Records excerpted from a collection:
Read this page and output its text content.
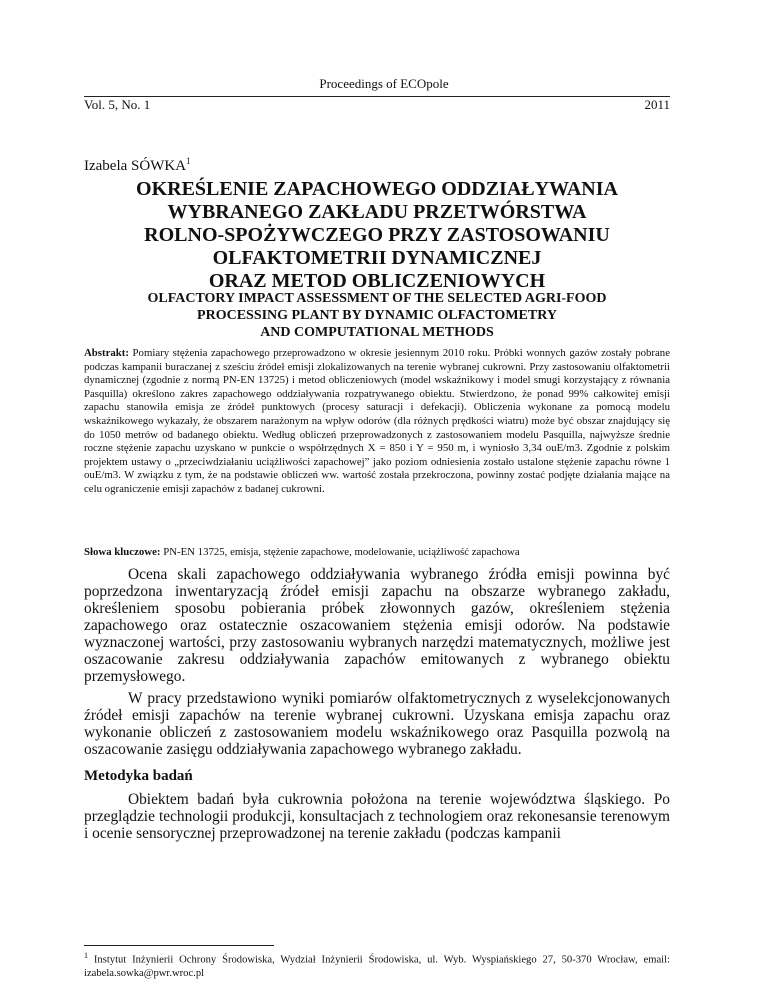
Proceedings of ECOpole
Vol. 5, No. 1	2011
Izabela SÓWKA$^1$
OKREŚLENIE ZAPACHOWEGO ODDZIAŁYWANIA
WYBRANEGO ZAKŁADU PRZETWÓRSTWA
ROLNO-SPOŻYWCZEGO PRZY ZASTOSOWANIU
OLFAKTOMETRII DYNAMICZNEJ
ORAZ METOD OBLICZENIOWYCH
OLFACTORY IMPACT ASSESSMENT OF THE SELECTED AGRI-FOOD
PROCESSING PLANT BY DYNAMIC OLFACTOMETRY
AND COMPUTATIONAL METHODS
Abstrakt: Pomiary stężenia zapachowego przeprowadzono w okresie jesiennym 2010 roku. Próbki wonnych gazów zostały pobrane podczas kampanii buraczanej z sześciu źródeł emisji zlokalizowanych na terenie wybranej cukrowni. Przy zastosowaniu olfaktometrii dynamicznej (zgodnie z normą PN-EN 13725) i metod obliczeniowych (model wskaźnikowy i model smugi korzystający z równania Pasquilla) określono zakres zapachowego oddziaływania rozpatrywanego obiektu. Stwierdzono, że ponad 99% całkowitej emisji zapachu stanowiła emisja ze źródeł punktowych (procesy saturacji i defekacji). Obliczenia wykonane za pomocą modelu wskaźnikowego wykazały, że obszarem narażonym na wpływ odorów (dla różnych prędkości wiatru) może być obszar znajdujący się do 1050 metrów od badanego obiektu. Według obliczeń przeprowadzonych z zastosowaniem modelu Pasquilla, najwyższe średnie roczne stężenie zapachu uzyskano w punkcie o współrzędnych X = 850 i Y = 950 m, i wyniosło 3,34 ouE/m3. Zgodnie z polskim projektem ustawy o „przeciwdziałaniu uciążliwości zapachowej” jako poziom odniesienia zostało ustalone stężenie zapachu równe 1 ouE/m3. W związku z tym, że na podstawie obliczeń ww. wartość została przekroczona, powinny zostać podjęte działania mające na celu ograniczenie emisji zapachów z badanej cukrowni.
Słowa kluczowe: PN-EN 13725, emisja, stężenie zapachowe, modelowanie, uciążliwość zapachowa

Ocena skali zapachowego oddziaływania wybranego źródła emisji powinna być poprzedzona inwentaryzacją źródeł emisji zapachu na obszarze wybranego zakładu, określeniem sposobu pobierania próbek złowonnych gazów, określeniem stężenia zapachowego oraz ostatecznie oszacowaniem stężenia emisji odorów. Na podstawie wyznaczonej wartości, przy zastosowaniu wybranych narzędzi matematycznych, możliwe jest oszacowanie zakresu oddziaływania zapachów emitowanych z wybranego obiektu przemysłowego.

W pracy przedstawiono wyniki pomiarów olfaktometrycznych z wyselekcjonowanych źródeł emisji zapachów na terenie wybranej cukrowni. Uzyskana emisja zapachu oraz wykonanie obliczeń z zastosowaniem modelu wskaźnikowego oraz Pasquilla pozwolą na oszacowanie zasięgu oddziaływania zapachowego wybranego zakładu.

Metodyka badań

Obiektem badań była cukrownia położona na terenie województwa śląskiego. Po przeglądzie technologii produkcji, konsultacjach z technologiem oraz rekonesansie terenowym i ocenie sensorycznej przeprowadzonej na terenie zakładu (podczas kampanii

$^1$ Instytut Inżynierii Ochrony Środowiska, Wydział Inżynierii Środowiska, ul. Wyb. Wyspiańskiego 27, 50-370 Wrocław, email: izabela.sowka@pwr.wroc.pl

## Exercise
Leave the images out, please, and restate each line word for word.

## Result of the exercise
Read this page and output its text content.
Proceedings of ECOpole
Vol. 5, No. 1	2011
Izabela SÓWKA$^1$
OKREŚLENIE ZAPACHOWEGO ODDZIAŁYWANIA
WYBRANEGO ZAKŁADU PRZETWÓRSTWA
ROLNO-SPOŻYWCZEGO PRZY ZASTOSOWANIU
OLFAKTOMETRII DYNAMICZNEJ
ORAZ METOD OBLICZENIOWYCH
OLFACTORY IMPACT ASSESSMENT OF THE SELECTED AGRI-FOOD
PROCESSING PLANT BY DYNAMIC OLFACTOMETRY
AND COMPUTATIONAL METHODS
Abstrakt: Pomiary stężenia zapachowego przeprowadzono w okresie jesiennym 2010 roku. Próbki wonnych gazów zostały pobrane podczas kampanii buraczanej z sześciu źródeł emisji zlokalizowanych na terenie wybranej cukrowni. Przy zastosowaniu olfaktometrii dynamicznej (zgodnie z normą PN-EN 13725) i metod obliczeniowych (model wskaźnikowy i model smugi korzystający z równania Pasquilla) określono zakres zapachowego oddziaływania rozpatrywanego obiektu. Stwierdzono, że ponad 99% całkowitej emisji zapachu stanowiła emisja ze źródeł punktowych (procesy saturacji i defekacji). Obliczenia wykonane za pomocą modelu wskaźnikowego wykazały, że obszarem narażonym na wpływ odorów (dla różnych prędkości wiatru) może być obszar znajdujący się do 1050 metrów od badanego obiektu. Według obliczeń przeprowadzonych z zastosowaniem modelu Pasquilla, najwyższe średnie roczne stężenie zapachu uzyskano w punkcie o współrzędnych X = 850 i Y = 950 m, i wyniosło 3,34 ouE/m3. Zgodnie z polskim projektem ustawy o „przeciwdziałaniu uciążliwości zapachowej” jako poziom odniesienia zostało ustalone stężenie zapachu równe 1 ouE/m3. W związku z tym, że na podstawie obliczeń ww. wartość została przekroczona, powinny zostać podjęte działania mające na celu ograniczenie emisji zapachów z badanej cukrowni.
Słowa kluczowe: PN-EN 13725, emisja, stężenie zapachowe, modelowanie, uciążliwość zapachowa

Ocena skali zapachowego oddziaływania wybranego źródła emisji powinna być poprzedzona inwentaryzacją źródeł emisji zapachu na obszarze wybranego zakładu, określeniem sposobu pobierania próbek złowonnych gazów, określeniem stężenia zapachowego oraz ostatecznie oszacowaniem stężenia emisji odorów. Na podstawie wyznaczonej wartości, przy zastosowaniu wybranych narzędzi matematycznych, możliwe jest oszacowanie zakresu oddziaływania zapachów emitowanych z wybranego obiektu przemysłowego.

W pracy przedstawiono wyniki pomiarów olfaktometrycznych z wyselekcjonowanych źródeł emisji zapachów na terenie wybranej cukrowni. Uzyskana emisja zapachu oraz wykonanie obliczeń z zastosowaniem modelu wskaźnikowego oraz Pasquilla pozwolą na oszacowanie zasięgu oddziaływania zapachowego wybranego zakładu.

Metodyka badań

Obiektem badań była cukrownia położona na terenie województwa śląskiego. Po przeglądzie technologii produkcji, konsultacjach z technologiem oraz rekonesansie terenowym i ocenie sensorycznej przeprowadzonej na terenie zakładu (podczas kampanii

$^1$ Instytut Inżynierii Ochrony Środowiska, Wydział Inżynierii Środowiska, ul. Wyb. Wyspiańskiego 27, 50-370 Wrocław, email: izabela.sowka@pwr.wroc.pl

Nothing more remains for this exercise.